◆ DATA SUPPLIED:
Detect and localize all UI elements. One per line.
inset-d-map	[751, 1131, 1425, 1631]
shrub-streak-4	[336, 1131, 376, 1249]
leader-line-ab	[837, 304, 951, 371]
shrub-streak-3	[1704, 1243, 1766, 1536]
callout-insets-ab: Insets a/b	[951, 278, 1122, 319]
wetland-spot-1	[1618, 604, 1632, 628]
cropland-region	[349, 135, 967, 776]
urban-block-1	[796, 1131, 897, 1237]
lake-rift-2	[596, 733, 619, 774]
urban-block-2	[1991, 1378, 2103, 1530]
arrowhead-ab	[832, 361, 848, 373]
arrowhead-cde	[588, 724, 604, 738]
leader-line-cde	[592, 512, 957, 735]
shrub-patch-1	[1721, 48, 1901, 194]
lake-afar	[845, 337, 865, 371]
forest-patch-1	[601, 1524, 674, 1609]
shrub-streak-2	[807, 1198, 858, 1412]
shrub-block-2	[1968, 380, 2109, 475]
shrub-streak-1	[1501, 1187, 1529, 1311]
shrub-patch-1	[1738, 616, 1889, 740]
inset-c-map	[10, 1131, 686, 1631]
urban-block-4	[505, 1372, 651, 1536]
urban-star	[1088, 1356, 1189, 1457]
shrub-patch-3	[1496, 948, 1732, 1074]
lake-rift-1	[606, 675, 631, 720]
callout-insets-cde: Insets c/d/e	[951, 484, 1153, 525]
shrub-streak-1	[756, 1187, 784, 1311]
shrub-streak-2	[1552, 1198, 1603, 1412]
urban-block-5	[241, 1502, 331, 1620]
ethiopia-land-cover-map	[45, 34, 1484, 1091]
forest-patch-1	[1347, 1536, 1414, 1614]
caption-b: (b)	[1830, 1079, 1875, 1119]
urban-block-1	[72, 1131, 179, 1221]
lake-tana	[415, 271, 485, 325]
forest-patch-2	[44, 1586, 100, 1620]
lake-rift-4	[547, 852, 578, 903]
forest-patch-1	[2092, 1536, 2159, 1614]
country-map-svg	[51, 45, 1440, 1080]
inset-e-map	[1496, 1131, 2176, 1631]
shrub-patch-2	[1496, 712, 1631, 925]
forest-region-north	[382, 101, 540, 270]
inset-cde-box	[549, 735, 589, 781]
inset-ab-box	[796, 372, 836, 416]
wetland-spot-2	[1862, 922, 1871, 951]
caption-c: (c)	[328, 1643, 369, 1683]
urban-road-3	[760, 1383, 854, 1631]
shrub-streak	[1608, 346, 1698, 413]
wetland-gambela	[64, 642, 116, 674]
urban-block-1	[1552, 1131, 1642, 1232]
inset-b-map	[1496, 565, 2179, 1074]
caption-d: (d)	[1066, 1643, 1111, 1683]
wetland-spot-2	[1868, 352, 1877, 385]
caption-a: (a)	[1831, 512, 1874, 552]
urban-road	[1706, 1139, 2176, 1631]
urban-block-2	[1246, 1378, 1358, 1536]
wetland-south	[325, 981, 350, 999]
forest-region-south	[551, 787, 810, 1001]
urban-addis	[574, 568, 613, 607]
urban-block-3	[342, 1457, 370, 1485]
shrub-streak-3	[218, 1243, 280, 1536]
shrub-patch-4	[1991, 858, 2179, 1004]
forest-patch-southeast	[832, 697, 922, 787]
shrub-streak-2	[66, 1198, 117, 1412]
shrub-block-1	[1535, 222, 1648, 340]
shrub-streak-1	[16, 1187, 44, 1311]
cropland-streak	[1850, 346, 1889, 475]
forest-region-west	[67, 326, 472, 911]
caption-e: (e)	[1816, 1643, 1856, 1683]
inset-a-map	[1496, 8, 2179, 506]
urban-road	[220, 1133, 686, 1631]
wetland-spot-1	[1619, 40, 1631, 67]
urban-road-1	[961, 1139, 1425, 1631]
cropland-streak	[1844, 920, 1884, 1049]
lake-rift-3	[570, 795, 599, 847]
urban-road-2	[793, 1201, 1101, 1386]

◆ GIVEN REQUEST: Reproduce every line of the items above word for word, with nothing added, dropped, or altered.

◆ SOLUTION TO THIS PROBLEM:
Detect and localize all UI elements. One per line.
inset-d-map	[751, 1131, 1425, 1631]
shrub-streak-4	[336, 1131, 376, 1249]
leader-line-ab	[837, 304, 951, 371]
shrub-streak-3	[1704, 1243, 1766, 1536]
callout-insets-ab: Insets a/b	[951, 278, 1122, 319]
wetland-spot-1	[1618, 604, 1632, 628]
cropland-region	[349, 135, 967, 776]
urban-block-1	[796, 1131, 897, 1237]
lake-rift-2	[596, 733, 619, 774]
urban-block-2	[1991, 1378, 2103, 1530]
arrowhead-ab	[832, 361, 848, 373]
arrowhead-cde	[588, 724, 604, 738]
leader-line-cde	[592, 512, 957, 735]
shrub-patch-1	[1721, 48, 1901, 194]
lake-afar	[845, 337, 865, 371]
forest-patch-1	[601, 1524, 674, 1609]
shrub-streak-2	[807, 1198, 858, 1412]
shrub-block-2	[1968, 380, 2109, 475]
shrub-streak-1	[1501, 1187, 1529, 1311]
shrub-patch-1	[1738, 616, 1889, 740]
inset-c-map	[10, 1131, 686, 1631]
urban-block-4	[505, 1372, 651, 1536]
urban-star	[1088, 1356, 1189, 1457]
shrub-patch-3	[1496, 948, 1732, 1074]
lake-rift-1	[606, 675, 631, 720]
callout-insets-cde: Insets c/d/e	[951, 484, 1153, 525]
shrub-streak-1	[756, 1187, 784, 1311]
shrub-streak-2	[1552, 1198, 1603, 1412]
urban-block-5	[241, 1502, 331, 1620]
ethiopia-land-cover-map	[45, 34, 1484, 1091]
forest-patch-1	[1347, 1536, 1414, 1614]
caption-b: (b)	[1830, 1079, 1875, 1119]
urban-block-1	[72, 1131, 179, 1221]
lake-tana	[415, 271, 485, 325]
forest-patch-2	[44, 1586, 100, 1620]
lake-rift-4	[547, 852, 578, 903]
forest-patch-1	[2092, 1536, 2159, 1614]
country-map-svg	[51, 45, 1440, 1080]
inset-e-map	[1496, 1131, 2176, 1631]
shrub-patch-2	[1496, 712, 1631, 925]
forest-region-north	[382, 101, 540, 270]
inset-cde-box	[549, 735, 589, 781]
inset-ab-box	[796, 372, 836, 416]
wetland-spot-2	[1862, 922, 1871, 951]
caption-c: (c)	[328, 1643, 369, 1683]
urban-road-3	[760, 1383, 854, 1631]
shrub-streak	[1608, 346, 1698, 413]
wetland-gambela	[64, 642, 116, 674]
urban-block-1	[1552, 1131, 1642, 1232]
inset-b-map	[1496, 565, 2179, 1074]
caption-d: (d)	[1066, 1643, 1111, 1683]
wetland-spot-2	[1868, 352, 1877, 385]
caption-a: (a)	[1831, 512, 1874, 552]
urban-road	[1706, 1139, 2176, 1631]
urban-block-2	[1246, 1378, 1358, 1536]
wetland-south	[325, 981, 350, 999]
forest-region-south	[551, 787, 810, 1001]
urban-addis	[574, 568, 613, 607]
urban-block-3	[342, 1457, 370, 1485]
shrub-streak-3	[218, 1243, 280, 1536]
shrub-patch-4	[1991, 858, 2179, 1004]
forest-patch-southeast	[832, 697, 922, 787]
shrub-streak-2	[66, 1198, 117, 1412]
shrub-block-1	[1535, 222, 1648, 340]
shrub-streak-1	[16, 1187, 44, 1311]
cropland-streak	[1850, 346, 1889, 475]
forest-region-west	[67, 326, 472, 911]
caption-e: (e)	[1816, 1643, 1856, 1683]
inset-a-map	[1496, 8, 2179, 506]
urban-road	[220, 1133, 686, 1631]
wetland-spot-1	[1619, 40, 1631, 67]
urban-road-1	[961, 1139, 1425, 1631]
cropland-streak	[1844, 920, 1884, 1049]
lake-rift-3	[570, 795, 599, 847]
urban-road-2	[793, 1201, 1101, 1386]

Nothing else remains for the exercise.